# Exercise instructions
From the entries below, work out the number of lines that hold the word "imagen", and give that number alone.
— Start of Data for this exercise —
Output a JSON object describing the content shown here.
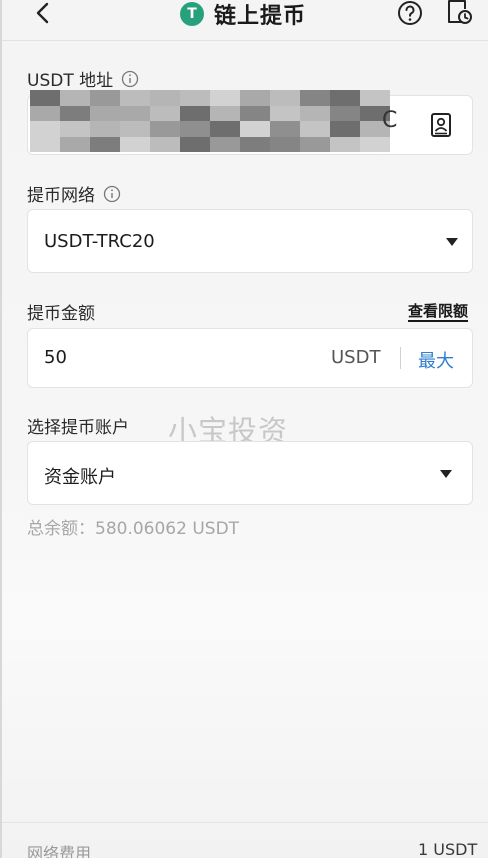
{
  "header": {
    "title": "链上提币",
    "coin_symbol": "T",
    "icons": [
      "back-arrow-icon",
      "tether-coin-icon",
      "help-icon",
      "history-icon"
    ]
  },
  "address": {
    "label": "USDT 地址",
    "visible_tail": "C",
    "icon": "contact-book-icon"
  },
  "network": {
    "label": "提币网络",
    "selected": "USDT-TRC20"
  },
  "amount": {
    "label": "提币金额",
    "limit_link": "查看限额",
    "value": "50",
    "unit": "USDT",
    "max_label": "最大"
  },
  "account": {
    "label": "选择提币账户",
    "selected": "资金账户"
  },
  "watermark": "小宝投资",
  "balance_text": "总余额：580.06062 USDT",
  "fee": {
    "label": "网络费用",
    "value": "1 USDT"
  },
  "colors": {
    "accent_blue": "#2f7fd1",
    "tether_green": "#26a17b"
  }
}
— End of Data for this exercise —
— Start of Data for this exercise —
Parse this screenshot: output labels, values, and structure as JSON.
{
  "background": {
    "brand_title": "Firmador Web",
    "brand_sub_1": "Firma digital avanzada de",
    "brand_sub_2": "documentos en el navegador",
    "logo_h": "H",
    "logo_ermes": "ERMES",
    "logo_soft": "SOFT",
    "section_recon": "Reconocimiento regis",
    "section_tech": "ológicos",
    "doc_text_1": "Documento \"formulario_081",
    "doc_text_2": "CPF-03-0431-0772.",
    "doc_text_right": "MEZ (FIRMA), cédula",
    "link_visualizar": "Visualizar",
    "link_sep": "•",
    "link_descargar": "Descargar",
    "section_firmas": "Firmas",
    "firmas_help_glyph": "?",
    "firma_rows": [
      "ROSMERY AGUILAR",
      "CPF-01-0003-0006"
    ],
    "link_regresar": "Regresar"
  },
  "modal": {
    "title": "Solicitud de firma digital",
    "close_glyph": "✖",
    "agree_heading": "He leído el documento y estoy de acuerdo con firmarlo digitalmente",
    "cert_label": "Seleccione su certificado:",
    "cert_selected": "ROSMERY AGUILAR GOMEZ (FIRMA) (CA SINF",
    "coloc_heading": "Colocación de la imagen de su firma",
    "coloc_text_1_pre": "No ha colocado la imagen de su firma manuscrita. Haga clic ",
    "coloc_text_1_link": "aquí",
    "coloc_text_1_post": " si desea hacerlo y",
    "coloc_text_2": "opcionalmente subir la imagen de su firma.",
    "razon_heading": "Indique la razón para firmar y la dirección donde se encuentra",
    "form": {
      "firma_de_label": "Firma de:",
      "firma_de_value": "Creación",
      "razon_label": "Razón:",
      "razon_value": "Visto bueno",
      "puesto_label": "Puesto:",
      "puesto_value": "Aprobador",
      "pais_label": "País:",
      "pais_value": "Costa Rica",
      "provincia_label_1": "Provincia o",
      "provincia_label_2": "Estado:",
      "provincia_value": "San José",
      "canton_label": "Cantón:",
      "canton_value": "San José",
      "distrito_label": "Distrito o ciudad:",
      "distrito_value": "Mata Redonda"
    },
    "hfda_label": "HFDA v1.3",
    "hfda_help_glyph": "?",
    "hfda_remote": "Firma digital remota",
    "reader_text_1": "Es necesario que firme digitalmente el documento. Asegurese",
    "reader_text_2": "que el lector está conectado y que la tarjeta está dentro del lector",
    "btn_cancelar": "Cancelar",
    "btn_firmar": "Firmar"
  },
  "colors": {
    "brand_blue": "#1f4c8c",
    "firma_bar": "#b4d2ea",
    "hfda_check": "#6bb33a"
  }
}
— End of Data for this exercise —
# Solution to this exercise
3